Report, word for word, every line of the material that contains "empty".

◆ Data excerpts
========

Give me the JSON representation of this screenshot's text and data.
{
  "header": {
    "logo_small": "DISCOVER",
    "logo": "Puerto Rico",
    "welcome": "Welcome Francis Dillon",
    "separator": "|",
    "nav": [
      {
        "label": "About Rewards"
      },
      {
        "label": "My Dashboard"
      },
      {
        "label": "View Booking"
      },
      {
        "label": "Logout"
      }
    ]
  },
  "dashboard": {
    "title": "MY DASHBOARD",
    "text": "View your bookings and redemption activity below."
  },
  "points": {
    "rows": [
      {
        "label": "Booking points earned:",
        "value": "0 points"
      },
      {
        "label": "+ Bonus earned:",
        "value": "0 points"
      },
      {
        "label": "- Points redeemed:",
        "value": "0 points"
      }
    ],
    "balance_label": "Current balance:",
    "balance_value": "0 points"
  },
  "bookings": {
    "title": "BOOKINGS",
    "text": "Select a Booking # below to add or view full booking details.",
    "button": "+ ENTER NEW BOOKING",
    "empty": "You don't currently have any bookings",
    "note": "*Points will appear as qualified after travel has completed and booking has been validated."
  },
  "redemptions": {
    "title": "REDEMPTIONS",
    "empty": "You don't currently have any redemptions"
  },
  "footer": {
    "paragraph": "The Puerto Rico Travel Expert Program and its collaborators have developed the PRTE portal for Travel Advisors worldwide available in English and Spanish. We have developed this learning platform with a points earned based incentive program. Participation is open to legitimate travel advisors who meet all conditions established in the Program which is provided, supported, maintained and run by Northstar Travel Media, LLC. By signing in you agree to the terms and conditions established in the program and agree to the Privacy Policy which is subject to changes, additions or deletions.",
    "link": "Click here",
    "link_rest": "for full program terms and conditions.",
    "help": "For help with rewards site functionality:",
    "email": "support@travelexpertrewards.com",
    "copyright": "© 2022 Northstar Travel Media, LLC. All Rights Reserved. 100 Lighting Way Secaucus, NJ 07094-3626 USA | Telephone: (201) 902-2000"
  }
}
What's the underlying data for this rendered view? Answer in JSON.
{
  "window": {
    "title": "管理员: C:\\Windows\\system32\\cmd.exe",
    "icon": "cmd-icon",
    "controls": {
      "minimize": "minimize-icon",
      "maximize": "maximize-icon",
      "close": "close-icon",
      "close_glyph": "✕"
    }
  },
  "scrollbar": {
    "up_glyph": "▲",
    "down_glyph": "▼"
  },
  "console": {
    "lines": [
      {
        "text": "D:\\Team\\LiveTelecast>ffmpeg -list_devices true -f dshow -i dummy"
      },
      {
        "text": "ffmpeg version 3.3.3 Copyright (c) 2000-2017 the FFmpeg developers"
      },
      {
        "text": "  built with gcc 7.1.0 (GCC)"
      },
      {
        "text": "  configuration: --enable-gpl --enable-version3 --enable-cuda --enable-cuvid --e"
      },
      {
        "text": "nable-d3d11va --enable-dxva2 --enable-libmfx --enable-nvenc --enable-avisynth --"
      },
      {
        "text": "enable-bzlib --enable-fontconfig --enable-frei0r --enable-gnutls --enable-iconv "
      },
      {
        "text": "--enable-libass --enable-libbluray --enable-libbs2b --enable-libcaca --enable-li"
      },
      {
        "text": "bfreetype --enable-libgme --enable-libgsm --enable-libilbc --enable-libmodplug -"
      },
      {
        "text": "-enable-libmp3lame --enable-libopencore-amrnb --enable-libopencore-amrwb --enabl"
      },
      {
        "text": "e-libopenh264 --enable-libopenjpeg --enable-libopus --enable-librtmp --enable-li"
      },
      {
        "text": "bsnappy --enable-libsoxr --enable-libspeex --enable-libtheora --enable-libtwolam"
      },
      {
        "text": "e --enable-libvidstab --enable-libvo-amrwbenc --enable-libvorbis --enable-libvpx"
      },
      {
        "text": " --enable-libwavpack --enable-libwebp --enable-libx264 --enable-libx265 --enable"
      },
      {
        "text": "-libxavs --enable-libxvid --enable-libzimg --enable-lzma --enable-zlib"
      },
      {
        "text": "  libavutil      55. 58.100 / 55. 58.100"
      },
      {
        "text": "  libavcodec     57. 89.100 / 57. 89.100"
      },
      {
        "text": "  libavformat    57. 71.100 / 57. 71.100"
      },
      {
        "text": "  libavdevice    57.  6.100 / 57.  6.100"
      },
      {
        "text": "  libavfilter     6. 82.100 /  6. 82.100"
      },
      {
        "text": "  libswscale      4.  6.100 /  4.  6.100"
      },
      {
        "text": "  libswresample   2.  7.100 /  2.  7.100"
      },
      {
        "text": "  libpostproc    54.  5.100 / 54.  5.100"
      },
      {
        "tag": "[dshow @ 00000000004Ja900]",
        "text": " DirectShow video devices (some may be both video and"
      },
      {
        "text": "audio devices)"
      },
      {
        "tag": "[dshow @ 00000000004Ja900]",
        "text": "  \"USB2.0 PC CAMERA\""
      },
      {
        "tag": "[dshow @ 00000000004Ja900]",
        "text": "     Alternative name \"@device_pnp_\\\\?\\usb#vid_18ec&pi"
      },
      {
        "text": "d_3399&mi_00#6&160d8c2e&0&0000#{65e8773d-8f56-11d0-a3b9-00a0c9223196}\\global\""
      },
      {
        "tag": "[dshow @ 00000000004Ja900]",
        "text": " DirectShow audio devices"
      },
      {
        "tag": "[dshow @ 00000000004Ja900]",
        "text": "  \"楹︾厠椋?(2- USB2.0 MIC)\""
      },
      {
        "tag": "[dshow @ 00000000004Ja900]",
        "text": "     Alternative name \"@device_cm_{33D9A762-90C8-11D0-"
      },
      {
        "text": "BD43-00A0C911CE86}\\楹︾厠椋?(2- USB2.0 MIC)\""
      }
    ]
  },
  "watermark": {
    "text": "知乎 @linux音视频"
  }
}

========

◆ Written response
    "empty": "You don't currently have any bookings",
    "empty": "You don't currently have any redemptions"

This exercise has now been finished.